═══ INFORMATION SUPPLIED
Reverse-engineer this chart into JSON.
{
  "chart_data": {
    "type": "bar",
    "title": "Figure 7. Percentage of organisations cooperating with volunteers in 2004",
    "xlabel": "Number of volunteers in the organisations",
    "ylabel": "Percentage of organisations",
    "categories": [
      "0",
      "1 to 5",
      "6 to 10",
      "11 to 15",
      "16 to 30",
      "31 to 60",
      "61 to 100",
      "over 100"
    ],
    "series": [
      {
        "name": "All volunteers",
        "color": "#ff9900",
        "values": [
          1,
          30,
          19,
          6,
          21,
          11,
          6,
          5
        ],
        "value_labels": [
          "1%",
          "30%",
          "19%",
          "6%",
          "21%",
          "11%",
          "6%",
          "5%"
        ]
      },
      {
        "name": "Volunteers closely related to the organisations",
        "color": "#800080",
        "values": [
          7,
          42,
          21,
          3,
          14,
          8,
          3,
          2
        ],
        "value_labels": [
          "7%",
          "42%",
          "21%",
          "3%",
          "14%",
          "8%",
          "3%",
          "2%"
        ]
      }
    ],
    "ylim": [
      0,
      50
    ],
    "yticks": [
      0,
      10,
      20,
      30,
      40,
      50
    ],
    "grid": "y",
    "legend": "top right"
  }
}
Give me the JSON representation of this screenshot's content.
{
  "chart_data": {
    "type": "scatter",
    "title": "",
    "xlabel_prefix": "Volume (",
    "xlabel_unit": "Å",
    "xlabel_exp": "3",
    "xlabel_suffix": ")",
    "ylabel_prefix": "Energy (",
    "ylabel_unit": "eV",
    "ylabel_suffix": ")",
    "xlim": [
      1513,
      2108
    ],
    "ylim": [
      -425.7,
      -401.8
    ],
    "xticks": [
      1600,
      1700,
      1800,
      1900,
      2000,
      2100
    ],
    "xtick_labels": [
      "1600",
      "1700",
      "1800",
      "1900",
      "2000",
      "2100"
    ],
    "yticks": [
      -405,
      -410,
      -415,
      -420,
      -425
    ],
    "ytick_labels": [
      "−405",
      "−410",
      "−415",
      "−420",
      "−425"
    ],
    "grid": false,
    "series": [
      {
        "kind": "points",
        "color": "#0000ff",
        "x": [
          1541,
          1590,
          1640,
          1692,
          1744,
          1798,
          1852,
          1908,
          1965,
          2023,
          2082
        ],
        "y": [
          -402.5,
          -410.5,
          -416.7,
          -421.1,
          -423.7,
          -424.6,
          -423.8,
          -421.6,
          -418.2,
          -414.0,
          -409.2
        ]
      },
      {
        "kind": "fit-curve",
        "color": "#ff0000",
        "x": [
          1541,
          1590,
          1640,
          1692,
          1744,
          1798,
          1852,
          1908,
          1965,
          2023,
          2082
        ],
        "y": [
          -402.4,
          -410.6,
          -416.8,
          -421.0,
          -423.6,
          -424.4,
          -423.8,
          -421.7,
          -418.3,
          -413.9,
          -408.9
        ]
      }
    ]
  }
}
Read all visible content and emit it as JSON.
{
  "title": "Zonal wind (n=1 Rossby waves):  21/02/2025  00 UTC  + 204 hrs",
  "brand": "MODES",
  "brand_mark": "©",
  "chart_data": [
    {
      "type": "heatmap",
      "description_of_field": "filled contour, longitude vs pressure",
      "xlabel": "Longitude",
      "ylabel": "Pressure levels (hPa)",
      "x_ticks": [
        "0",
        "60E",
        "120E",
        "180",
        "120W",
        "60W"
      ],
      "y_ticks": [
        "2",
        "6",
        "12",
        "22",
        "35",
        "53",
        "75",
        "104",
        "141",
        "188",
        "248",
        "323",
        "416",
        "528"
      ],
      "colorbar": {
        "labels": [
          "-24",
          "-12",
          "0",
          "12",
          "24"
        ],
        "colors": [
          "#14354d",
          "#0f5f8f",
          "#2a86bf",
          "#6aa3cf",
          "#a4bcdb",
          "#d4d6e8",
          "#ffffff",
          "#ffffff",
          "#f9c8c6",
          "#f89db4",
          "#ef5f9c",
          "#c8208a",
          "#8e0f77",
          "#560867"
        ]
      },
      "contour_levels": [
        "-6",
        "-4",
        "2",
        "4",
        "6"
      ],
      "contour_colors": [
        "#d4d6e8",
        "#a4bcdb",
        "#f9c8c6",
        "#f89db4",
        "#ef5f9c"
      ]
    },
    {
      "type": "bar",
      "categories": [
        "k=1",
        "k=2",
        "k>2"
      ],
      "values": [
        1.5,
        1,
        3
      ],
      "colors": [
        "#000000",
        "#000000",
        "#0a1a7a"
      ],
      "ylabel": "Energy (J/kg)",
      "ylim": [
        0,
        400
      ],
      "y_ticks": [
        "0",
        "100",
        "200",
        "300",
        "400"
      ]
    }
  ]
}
══════
- _EXERCISE_:
Check all the records above and select each line where the string "JSON" is found.

- _WRITTEN SOLUTION_:
Reverse-engineer this chart into JSON.
Give me the JSON representation of this screenshot's content.
Read all visible content and emit it as JSON.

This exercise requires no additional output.